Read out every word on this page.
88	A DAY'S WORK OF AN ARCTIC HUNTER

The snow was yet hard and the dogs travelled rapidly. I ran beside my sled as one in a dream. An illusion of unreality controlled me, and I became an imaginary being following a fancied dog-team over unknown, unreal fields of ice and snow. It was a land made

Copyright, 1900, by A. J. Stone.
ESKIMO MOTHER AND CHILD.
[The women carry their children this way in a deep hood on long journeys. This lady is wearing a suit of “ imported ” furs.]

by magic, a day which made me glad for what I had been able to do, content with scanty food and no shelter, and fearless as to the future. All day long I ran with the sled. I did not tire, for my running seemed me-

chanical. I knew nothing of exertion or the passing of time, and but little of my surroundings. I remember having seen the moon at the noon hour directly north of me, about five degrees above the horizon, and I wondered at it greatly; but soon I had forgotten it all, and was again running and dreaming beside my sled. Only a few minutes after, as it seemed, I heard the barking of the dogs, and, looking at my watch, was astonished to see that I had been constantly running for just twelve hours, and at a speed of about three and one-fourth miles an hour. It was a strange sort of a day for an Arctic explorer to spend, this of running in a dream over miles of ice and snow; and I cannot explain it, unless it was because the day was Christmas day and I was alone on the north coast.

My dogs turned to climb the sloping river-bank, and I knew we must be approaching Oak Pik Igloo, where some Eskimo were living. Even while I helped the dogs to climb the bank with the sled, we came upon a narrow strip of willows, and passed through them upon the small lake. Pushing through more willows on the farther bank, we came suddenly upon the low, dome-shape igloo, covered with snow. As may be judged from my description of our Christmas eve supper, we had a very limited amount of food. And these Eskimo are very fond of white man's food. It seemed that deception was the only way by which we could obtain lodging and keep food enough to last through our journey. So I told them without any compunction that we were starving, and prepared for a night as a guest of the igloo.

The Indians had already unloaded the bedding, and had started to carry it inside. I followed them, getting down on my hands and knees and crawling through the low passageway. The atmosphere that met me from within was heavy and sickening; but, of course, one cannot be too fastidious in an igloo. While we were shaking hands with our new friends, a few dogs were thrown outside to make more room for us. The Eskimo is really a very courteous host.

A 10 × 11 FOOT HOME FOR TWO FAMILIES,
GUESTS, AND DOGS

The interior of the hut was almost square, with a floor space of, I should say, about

★ ★ ★ ★ ★ ★ ★

- **PROBLEM STATEMENT**
Tally how many lines in the material above hold the word "long". Write only that number.

- **ANSWER IN FULL**
2